--- Start of QUOTED PASSAGE ---

Ancient Engineering · AlUla, Medina Province, Saudi Arabia

Hegra (Mada'in Salih)

Petra's southern sister, where unfinished tomb faces freeze the carvers mid-stroke — and a curse tradition kept visitors away for thirteen centuries.

Mainstream: 1st century BC – 1st century AD (Nabataean kingdom; dated tomb inscriptions span AD 1–75)Alternative: Remote pre-Islamic antiquity — tradition assigns the carvings to the Thamud, a people destroyed by divine punishment in the age of the prophet Salih26.79°, 37.95°

At a glance

Hegra (Mada'in Salih)

--- End of QUOTED PASSAGE ---
--- Start of SUPPLIED MATERIAL ---

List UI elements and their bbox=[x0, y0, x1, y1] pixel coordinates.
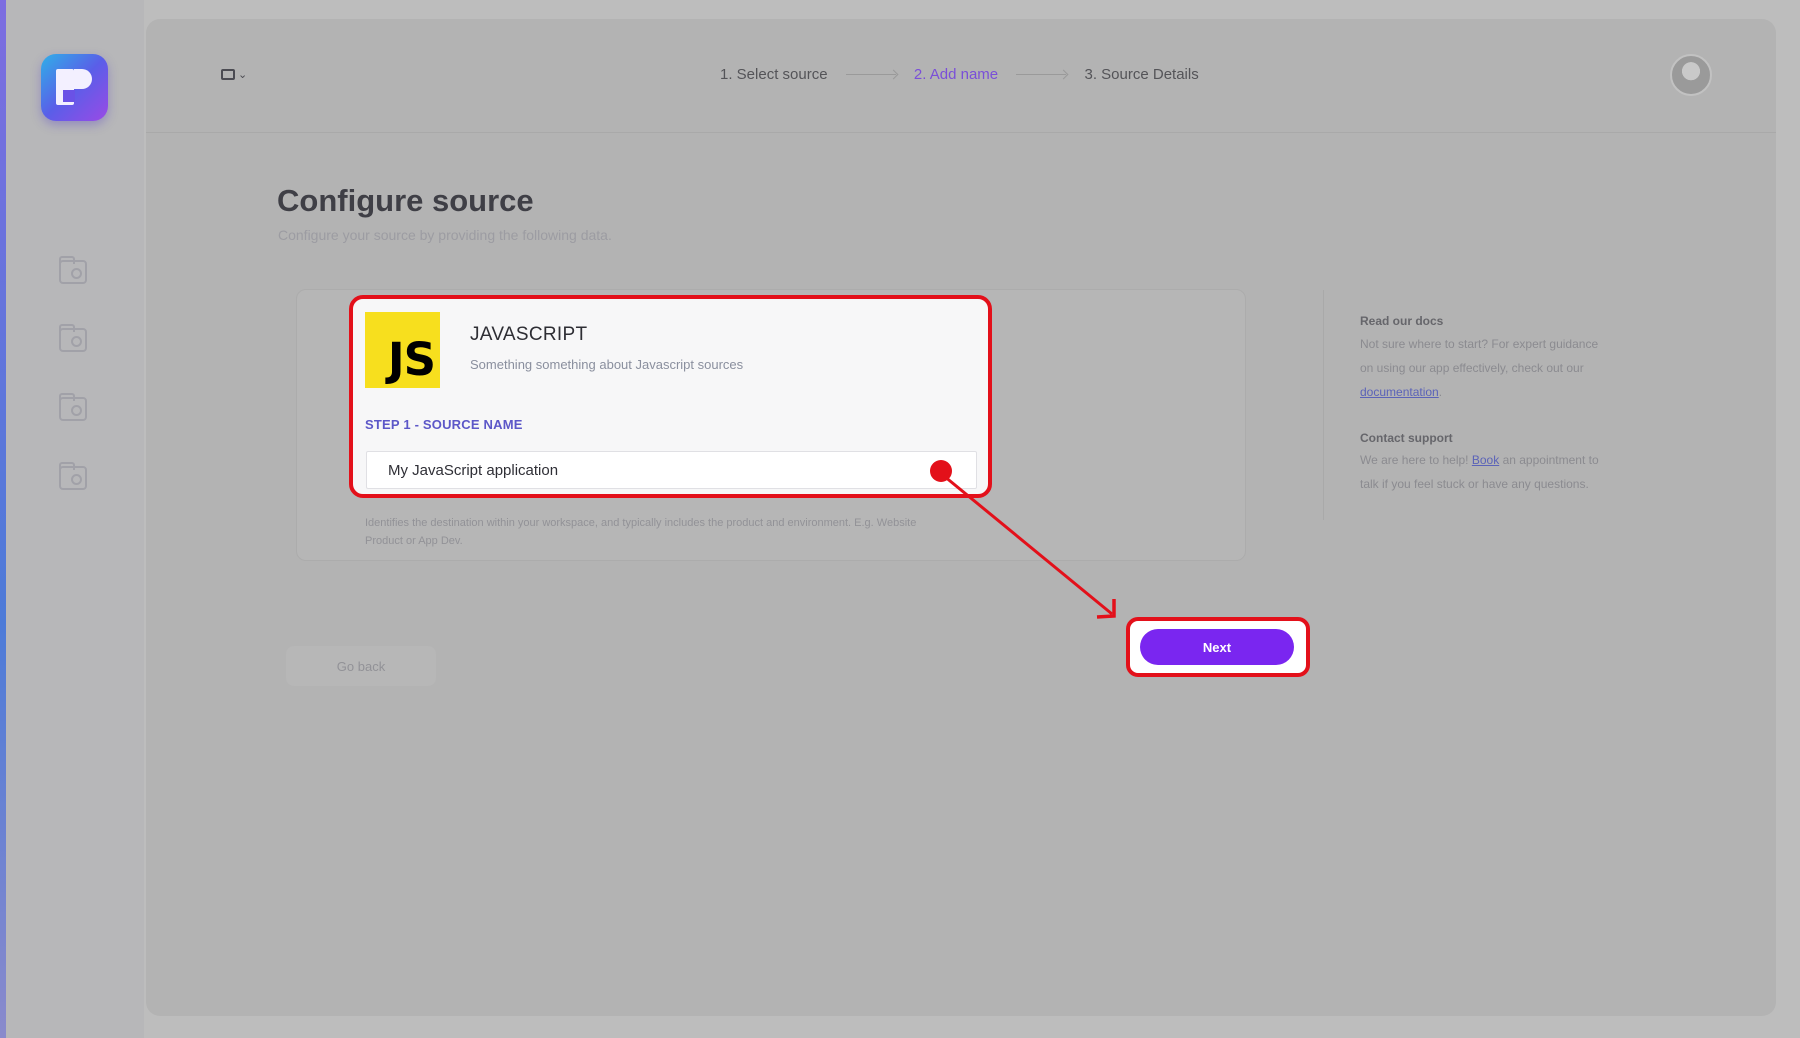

--- End of SUPPLIED MATERIAL ---

# [WHAT YOU WILL DO]
Decide whether each statement agrees with the Hegra page, answering yes or no and quoting the words that settle it. 1. Hegra's dated tomb inscriptions span AD 1–75. 2. A curse tradition kept visitors away from Hegra for five centuries. 3. Tradition assigns the carvings to the Nabataeans.

# [COMPLETE ANSWER]
1. Yes: "dated tomb inscriptions span AD 1–75"
2. No: "a curse tradition kept visitors away for thirteen centuries"
3. No: "tradition assigns the carvings to the Thamud"